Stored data
--- --- ---
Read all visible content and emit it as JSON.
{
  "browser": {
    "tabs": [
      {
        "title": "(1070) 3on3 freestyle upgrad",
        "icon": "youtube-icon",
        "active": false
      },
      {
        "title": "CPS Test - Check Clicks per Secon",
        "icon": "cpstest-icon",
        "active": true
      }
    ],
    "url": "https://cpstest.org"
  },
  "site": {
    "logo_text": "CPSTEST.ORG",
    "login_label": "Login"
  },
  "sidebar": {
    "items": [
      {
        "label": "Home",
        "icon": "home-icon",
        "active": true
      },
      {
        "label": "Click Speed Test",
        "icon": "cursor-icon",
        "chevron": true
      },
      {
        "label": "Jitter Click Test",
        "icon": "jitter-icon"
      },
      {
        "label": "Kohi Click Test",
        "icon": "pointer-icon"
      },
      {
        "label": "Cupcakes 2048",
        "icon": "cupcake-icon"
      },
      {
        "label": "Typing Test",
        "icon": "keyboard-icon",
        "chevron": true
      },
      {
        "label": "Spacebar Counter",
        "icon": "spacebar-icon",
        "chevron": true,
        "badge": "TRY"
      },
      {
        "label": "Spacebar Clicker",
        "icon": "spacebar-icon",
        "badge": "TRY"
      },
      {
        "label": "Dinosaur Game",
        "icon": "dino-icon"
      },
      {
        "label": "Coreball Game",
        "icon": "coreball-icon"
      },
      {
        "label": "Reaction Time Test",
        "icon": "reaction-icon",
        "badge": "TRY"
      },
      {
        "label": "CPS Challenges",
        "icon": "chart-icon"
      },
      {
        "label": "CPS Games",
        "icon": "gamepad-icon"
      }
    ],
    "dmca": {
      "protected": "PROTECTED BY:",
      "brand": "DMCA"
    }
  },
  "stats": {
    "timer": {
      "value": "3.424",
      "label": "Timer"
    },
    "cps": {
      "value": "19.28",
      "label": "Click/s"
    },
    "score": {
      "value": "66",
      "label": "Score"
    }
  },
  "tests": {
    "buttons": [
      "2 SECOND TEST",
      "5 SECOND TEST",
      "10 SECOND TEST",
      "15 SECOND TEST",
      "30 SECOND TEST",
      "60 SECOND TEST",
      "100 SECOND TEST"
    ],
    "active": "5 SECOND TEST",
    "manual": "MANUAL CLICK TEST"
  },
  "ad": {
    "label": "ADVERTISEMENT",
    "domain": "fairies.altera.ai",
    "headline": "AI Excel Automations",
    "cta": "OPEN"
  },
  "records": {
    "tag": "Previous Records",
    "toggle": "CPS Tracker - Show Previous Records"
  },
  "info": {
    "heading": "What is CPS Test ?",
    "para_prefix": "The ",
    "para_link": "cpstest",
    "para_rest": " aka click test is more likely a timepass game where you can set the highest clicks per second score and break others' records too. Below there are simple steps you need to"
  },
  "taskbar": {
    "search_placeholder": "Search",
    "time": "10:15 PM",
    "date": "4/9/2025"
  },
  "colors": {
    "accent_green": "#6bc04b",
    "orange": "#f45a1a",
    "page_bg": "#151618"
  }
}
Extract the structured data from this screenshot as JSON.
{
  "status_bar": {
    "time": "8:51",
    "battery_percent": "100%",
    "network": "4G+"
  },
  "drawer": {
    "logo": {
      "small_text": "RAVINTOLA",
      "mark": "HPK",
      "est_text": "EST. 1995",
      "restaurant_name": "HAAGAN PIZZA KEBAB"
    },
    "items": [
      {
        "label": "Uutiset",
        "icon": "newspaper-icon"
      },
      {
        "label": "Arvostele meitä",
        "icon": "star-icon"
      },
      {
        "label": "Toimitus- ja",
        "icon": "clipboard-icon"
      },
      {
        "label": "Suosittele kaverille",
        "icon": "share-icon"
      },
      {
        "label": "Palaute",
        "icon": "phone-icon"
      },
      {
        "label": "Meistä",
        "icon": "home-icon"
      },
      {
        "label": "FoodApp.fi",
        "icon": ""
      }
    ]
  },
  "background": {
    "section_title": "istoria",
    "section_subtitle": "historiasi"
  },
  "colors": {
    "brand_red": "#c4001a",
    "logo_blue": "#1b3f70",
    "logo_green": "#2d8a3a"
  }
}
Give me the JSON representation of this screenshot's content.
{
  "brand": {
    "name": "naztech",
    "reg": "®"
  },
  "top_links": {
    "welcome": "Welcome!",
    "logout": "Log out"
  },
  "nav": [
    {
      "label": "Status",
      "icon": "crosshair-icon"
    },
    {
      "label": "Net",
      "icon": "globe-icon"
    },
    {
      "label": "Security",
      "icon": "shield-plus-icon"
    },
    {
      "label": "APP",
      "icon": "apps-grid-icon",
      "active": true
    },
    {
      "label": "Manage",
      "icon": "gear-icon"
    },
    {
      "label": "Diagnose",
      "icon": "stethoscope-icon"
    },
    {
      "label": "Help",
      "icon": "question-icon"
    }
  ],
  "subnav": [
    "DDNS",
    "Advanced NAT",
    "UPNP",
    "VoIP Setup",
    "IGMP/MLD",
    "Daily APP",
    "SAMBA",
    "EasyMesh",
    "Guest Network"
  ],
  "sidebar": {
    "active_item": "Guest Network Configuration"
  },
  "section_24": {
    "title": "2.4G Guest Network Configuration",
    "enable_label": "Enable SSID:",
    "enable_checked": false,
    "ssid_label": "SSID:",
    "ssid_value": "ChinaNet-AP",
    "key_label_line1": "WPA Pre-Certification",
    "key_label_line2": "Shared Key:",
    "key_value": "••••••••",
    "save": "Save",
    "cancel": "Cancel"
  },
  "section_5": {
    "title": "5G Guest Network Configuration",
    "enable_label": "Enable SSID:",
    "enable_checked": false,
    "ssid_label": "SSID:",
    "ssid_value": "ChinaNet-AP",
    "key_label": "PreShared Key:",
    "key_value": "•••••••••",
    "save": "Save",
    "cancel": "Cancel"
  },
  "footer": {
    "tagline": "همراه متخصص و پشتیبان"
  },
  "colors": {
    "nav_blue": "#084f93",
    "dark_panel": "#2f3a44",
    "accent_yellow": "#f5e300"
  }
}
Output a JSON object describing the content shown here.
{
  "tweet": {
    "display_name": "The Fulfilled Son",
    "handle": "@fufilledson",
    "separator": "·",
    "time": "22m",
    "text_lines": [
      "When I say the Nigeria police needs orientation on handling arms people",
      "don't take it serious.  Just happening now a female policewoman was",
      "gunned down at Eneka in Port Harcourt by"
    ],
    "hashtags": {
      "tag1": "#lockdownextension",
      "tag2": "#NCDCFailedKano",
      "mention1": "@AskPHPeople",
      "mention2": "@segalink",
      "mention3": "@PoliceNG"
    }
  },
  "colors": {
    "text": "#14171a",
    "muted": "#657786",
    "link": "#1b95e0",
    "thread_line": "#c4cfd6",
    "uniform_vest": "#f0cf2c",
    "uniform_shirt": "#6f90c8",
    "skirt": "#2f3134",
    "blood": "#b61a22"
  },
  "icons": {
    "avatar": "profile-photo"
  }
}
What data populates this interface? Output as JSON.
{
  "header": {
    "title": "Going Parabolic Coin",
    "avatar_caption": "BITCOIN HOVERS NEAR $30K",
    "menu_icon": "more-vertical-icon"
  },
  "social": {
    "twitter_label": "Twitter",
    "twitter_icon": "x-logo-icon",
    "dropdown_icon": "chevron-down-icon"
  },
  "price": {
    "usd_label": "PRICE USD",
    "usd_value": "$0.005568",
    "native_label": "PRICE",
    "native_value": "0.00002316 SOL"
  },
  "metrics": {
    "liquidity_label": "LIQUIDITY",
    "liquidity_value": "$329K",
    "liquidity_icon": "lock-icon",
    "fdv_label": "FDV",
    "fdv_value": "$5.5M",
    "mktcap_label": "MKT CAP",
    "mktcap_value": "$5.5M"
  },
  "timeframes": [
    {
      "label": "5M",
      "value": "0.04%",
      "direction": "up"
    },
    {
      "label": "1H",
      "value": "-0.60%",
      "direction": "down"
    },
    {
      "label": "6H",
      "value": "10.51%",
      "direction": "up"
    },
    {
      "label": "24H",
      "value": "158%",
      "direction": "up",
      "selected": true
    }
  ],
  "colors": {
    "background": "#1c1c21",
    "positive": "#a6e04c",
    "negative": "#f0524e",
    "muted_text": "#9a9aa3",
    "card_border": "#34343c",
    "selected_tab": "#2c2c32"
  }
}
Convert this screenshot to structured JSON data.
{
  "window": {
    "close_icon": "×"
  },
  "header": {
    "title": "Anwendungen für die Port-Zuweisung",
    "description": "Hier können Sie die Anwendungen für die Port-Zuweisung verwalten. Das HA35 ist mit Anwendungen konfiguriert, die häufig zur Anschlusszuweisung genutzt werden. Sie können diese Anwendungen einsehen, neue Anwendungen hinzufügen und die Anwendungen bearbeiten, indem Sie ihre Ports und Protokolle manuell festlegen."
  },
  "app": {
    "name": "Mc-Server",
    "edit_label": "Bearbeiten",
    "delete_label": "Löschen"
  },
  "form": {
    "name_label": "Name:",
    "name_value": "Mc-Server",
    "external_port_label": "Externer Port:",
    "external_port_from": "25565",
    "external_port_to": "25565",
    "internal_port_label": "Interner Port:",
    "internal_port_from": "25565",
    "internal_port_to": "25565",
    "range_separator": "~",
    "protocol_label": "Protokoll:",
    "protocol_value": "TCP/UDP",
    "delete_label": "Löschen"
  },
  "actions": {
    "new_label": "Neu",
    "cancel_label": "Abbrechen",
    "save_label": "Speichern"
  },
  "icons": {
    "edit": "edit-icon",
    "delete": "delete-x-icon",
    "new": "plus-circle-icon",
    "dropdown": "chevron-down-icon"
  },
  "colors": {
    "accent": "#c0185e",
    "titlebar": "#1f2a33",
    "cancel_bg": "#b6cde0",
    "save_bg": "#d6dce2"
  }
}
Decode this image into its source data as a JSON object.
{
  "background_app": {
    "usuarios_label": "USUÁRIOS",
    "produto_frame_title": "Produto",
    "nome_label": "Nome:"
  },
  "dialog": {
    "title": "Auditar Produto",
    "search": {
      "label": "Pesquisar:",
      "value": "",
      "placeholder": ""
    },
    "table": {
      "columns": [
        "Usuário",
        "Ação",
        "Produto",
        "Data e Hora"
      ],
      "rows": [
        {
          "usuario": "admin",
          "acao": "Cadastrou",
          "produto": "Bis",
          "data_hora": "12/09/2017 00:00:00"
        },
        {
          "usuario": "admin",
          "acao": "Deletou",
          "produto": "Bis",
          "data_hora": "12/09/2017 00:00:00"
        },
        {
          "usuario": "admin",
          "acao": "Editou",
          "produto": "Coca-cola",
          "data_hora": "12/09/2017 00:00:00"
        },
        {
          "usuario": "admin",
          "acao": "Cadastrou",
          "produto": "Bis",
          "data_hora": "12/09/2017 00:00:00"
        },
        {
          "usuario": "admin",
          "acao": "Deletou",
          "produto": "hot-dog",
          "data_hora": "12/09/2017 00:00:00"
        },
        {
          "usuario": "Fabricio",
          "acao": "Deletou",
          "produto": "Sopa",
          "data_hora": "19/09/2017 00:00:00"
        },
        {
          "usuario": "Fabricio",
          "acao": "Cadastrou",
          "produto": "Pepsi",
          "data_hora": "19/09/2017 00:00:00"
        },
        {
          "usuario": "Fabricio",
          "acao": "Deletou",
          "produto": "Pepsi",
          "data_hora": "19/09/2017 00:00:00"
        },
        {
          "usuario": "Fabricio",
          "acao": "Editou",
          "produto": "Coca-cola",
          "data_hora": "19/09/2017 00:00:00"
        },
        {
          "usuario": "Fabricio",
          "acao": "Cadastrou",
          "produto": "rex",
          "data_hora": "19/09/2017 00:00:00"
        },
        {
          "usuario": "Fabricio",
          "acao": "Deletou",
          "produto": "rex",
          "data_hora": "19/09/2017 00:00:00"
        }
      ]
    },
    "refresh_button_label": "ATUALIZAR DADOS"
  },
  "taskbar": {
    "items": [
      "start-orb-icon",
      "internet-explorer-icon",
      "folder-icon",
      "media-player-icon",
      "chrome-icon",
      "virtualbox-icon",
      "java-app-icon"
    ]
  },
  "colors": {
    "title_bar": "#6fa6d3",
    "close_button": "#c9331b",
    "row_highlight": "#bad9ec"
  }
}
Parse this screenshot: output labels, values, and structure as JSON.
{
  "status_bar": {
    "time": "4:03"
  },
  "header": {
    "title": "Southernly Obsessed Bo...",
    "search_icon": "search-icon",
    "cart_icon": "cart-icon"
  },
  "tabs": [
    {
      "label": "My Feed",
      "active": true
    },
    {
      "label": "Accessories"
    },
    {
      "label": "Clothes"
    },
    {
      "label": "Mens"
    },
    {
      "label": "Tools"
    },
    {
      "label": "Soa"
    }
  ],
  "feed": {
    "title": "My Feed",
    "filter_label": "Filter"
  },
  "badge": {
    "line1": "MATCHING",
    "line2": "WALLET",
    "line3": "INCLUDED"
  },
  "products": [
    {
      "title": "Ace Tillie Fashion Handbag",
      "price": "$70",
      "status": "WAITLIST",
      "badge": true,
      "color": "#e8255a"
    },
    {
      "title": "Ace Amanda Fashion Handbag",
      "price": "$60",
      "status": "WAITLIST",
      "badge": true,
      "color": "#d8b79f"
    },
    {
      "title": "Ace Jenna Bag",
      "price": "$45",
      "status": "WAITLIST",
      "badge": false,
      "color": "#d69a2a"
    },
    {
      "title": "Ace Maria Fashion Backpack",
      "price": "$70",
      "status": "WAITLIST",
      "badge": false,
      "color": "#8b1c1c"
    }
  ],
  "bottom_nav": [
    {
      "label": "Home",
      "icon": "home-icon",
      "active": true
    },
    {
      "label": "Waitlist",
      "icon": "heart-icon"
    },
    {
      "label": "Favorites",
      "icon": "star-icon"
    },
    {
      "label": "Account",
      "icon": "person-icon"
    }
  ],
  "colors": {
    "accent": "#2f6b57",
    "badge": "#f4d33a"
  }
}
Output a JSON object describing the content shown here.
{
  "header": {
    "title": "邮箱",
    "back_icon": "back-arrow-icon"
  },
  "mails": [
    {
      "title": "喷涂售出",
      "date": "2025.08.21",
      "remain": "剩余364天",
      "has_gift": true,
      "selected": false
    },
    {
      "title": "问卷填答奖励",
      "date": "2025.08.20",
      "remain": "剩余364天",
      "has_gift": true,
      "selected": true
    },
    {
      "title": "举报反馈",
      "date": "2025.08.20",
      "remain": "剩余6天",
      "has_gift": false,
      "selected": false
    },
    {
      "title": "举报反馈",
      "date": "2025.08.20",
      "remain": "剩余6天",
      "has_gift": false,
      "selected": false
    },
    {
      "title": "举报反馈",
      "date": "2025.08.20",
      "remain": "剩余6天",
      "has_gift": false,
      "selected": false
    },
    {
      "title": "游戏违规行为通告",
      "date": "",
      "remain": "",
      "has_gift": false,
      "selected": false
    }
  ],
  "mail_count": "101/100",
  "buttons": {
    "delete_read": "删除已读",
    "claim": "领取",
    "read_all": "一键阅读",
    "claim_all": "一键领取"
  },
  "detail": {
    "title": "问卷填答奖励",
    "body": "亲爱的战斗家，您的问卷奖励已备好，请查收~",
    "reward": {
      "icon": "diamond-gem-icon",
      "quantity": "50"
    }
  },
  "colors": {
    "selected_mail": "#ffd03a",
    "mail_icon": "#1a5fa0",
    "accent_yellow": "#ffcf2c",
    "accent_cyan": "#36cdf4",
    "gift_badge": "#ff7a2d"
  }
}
--- --- ---
## [PROBLEM STATEMENT]
What is the number of lines in the records that contain the word "Previous"? Answer with the number and nothing else.

## [WORKED ANSWER]
2